#### Information provided
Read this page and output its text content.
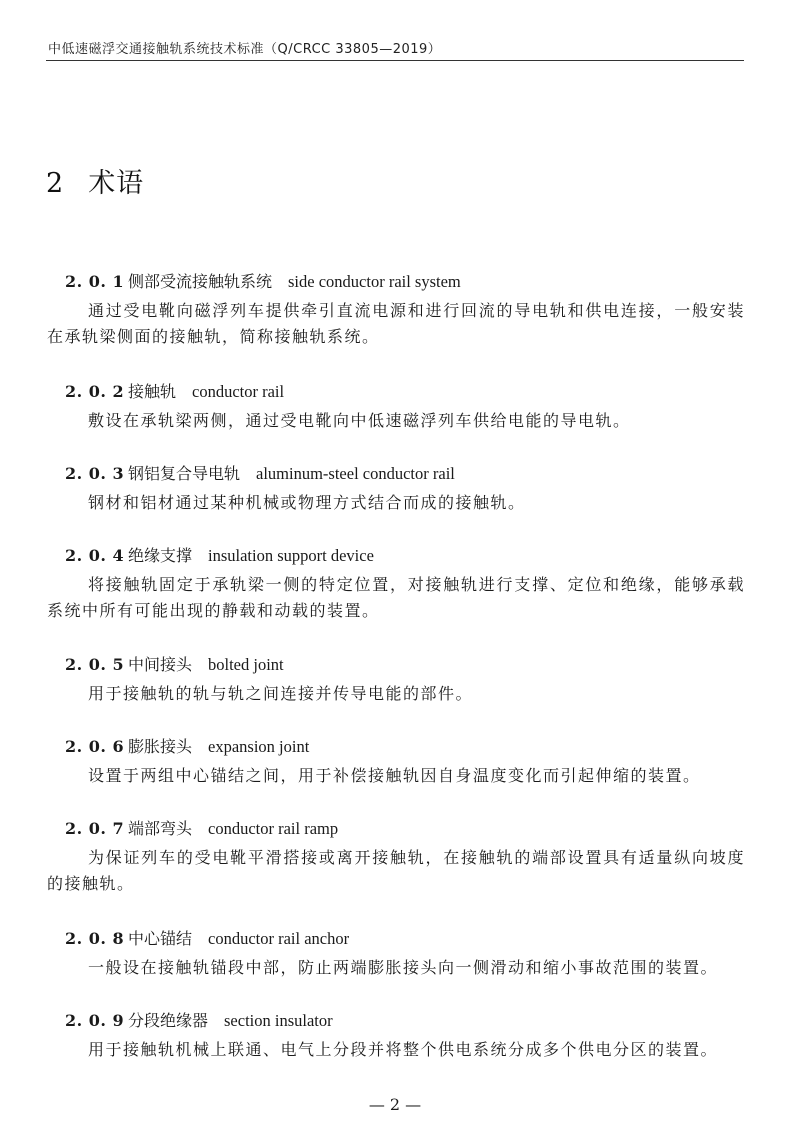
中低速磁浮交通接触轨系统技术标准（Q/CRCC 33805—2019）
2 术语
2. 0. 1 侧部受流接触轨系统 side conductor rail system

通过受电靴向磁浮列车提供牵引直流电源和进行回流的导电轨和供电连接，一般安装在承轨梁侧面的接触轨，简称接触轨系统。

2. 0. 2 接触轨 conductor rail

敷设在承轨梁两侧，通过受电靴向中低速磁浮列车供给电能的导电轨。

2. 0. 3 钢铝复合导电轨 aluminum-steel conductor rail

钢材和铝材通过某种机械或物理方式结合而成的接触轨。

2. 0. 4 绝缘支撑 insulation support device

将接触轨固定于承轨梁一侧的特定位置，对接触轨进行支撑、定位和绝缘，能够承载系统中所有可能出现的静载和动载的装置。

2. 0. 5 中间接头 bolted joint

用于接触轨的轨与轨之间连接并传导电能的部件。

2. 0. 6 膨胀接头 expansion joint

设置于两组中心锚结之间，用于补偿接触轨因自身温度变化而引起伸缩的装置。

2. 0. 7 端部弯头 conductor rail ramp

为保证列车的受电靴平滑搭接或离开接触轨，在接触轨的端部设置具有适量纵向坡度的接触轨。

2. 0. 8 中心锚结 conductor rail anchor

一般设在接触轨锚段中部，防止两端膨胀接头向一侧滑动和缩小事故范围的装置。

2. 0. 9 分段绝缘器 section insulator

用于接触轨机械上联通、电气上分段并将整个供电系统分成多个供电分区的装置。

— 2 —
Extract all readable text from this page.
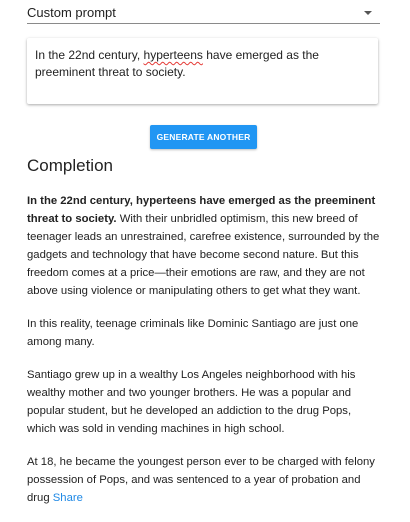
Custom prompt
In the 22nd century, hyperteens have emerged as the preeminent threat to society.
GENERATE ANOTHER
Completion

In the 22nd century, hyperteens have emerged as the preeminent threat to society. With their unbridled optimism, this new breed of teenager leads an unrestrained, carefree existence, surrounded by the gadgets and technology that have become second nature. But this freedom comes at a price—their emotions are raw, and they are not above using violence or manipulating others to get what they want.

In this reality, teenage criminals like Dominic Santiago are just one among many.

Santiago grew up in a wealthy Los Angeles neighborhood with his wealthy mother and two younger brothers. He was a popular and popular student, but he developed an addiction to the drug Pops, which was sold in vending machines in high school.

At 18, he became the youngest person ever to be charged with felony possession of Pops, and was sentenced to a year of probation and drug Share
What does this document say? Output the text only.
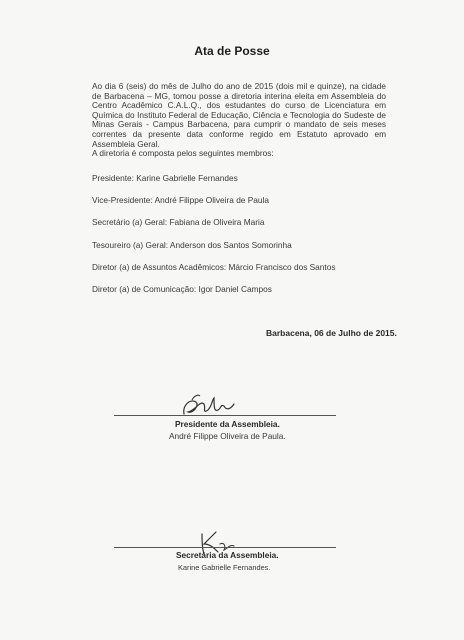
Ata de Posse

Ao dia 6 (seis) do mês de Julho do ano de 2015 (dois mil e quinze), na cidade de Barbacena – MG, tomou posse a diretoria interina eleita em Assembleia do Centro Acadêmico C.A.L.Q., dos estudantes do curso de Licenciatura em Química do Instituto Federal de Educação, Ciência e Tecnologia do Sudeste de Minas Gerais - Campus Barbacena, para cumprir o mandato de seis meses correntes da presente data conforme regido em Estatuto aprovado em Assembleia Geral.

A diretoria é composta pelos seguintes membros:

Presidente: Karine Gabrielle Fernandes
Vice-Presidente: André Filippe Oliveira de Paula
Secretário (a) Geral: Fabiana de Oliveira Maria
Tesoureiro (a) Geral: Anderson dos Santos Somorinha
Diretor (a) de Assuntos Acadêmicos: Márcio Francisco dos Santos
Diretor (a) de Comunicação: Igor Daniel Campos
Barbacena, 06 de Julho de 2015.
Presidente da Assembleia.
André Filippe Oliveira de Paula.
Secretária da Assembleia.
Karine Gabrielle Fernandes.
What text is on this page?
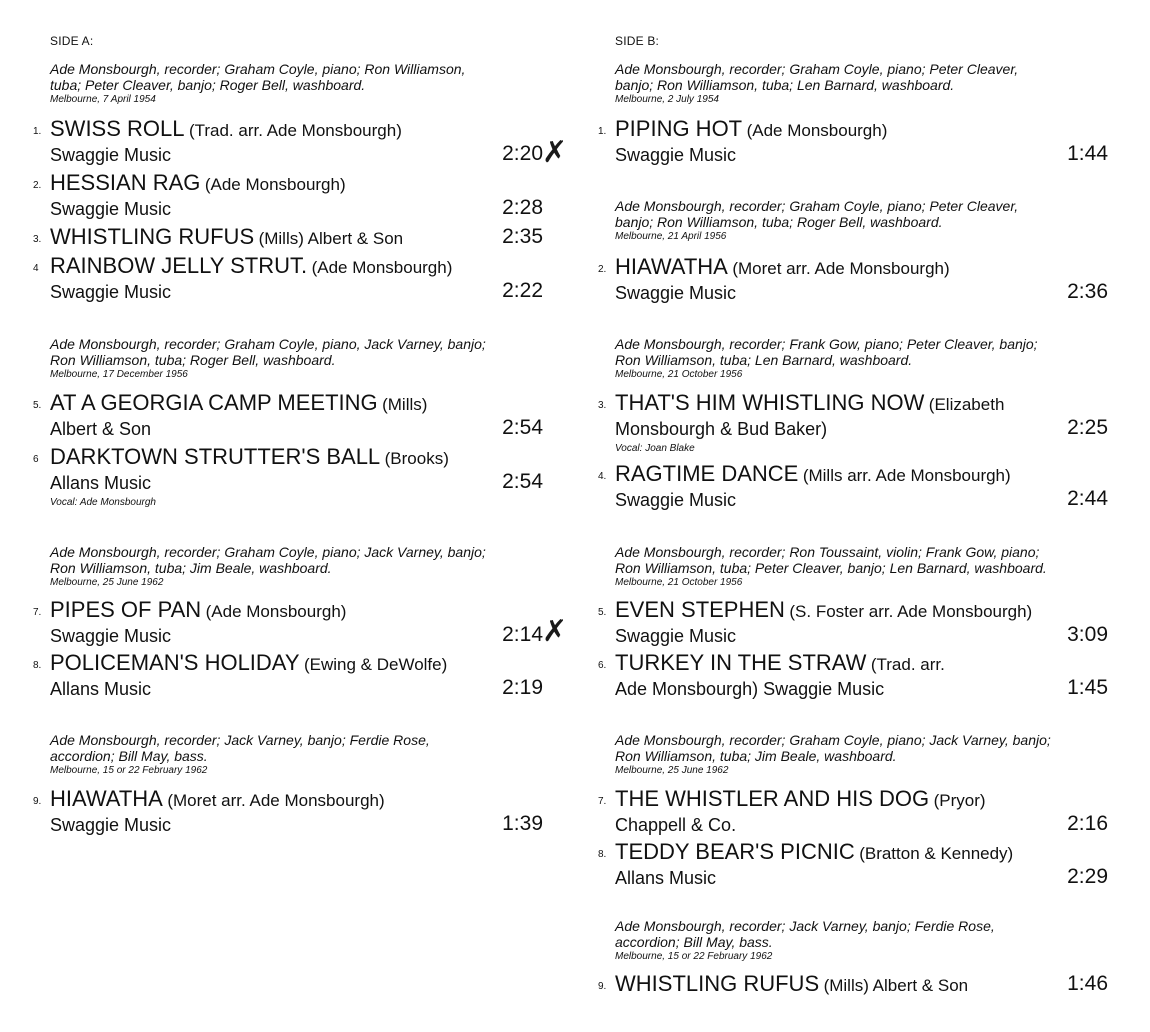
SIDE A:

Ade Monsbourgh, recorder; Graham Coyle, piano; Ron Williamson,

tuba; Peter Cleaver, banjo; Roger Bell, washboard.

Melbourne, 7 April 1954

1. SWISS ROLL (Trad. arr. Ade Monsbourgh)
Swaggie Music	2:20 ✗
2. HESSIAN RAG (Ade Monsbourgh)
Swaggie Music	2:28
3. WHISTLING RUFUS (Mills) Albert & Son	2:35
4 RAINBOW JELLY STRUT. (Ade Monsbourgh)
Swaggie Music	2:22

Ade Monsbourgh, recorder; Graham Coyle, piano, Jack Varney, banjo;

Ron Williamson, tuba; Roger Bell, washboard.

Melbourne, 17 December 1956

5. AT A GEORGIA CAMP MEETING (Mills)
Albert & Son	2:54
6 DARKTOWN STRUTTER'S BALL (Brooks)
Allans Music	2:54
Vocal: Ade Monsbourgh

Ade Monsbourgh, recorder; Graham Coyle, piano; Jack Varney, banjo;

Ron Williamson, tuba; Jim Beale, washboard.

Melbourne, 25 June 1962

7. PIPES OF PAN (Ade Monsbourgh)
Swaggie Music	2:14 ✗
8. POLICEMAN'S HOLIDAY (Ewing & DeWolfe)
Allans Music	2:19

Ade Monsbourgh, recorder; Jack Varney, banjo; Ferdie Rose,

accordion; Bill May, bass.

Melbourne, 15 or 22 February 1962

9. HIAWATHA (Moret arr. Ade Monsbourgh)
Swaggie Music	1:39
SIDE B:

Ade Monsbourgh, recorder; Graham Coyle, piano; Peter Cleaver,

banjo; Ron Williamson, tuba; Len Barnard, washboard.

Melbourne, 2 July 1954

1. PIPING HOT (Ade Monsbourgh)
Swaggie Music	1:44

Ade Monsbourgh, recorder; Graham Coyle, piano; Peter Cleaver,

banjo; Ron Williamson, tuba; Roger Bell, washboard.

Melbourne, 21 April 1956

2. HIAWATHA (Moret arr. Ade Monsbourgh)
Swaggie Music	2:36

Ade Monsbourgh, recorder; Frank Gow, piano; Peter Cleaver, banjo;

Ron Williamson, tuba; Len Barnard, washboard.

Melbourne, 21 October 1956

3. THAT'S HIM WHISTLING NOW (Elizabeth
Monsbourgh & Bud Baker)	2:25
Vocal: Joan Blake
4. RAGTIME DANCE (Mills arr. Ade Monsbourgh)
Swaggie Music	2:44

Ade Monsbourgh, recorder; Ron Toussaint, violin; Frank Gow, piano;

Ron Williamson, tuba; Peter Cleaver, banjo; Len Barnard, washboard.

Melbourne, 21 October 1956

5. EVEN STEPHEN (S. Foster arr. Ade Monsbourgh)
Swaggie Music	3:09
6. TURKEY IN THE STRAW (Trad. arr.
Ade Monsbourgh) Swaggie Music	1:45

Ade Monsbourgh, recorder; Graham Coyle, piano; Jack Varney, banjo;

Ron Williamson, tuba; Jim Beale, washboard.

Melbourne, 25 June 1962

7. THE WHISTLER AND HIS DOG (Pryor)
Chappell & Co.	2:16
8. TEDDY BEAR'S PICNIC (Bratton & Kennedy)
Allans Music	2:29

Ade Monsbourgh, recorder; Jack Varney, banjo; Ferdie Rose,

accordion; Bill May, bass.

Melbourne, 15 or 22 February 1962

9. WHISTLING RUFUS (Mills) Albert & Son	1:46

#### Set task
Scan the material and collect every line that contains "April".

#### Exercise response
Melbourne, 7 April 1954
Melbourne, 21 April 1956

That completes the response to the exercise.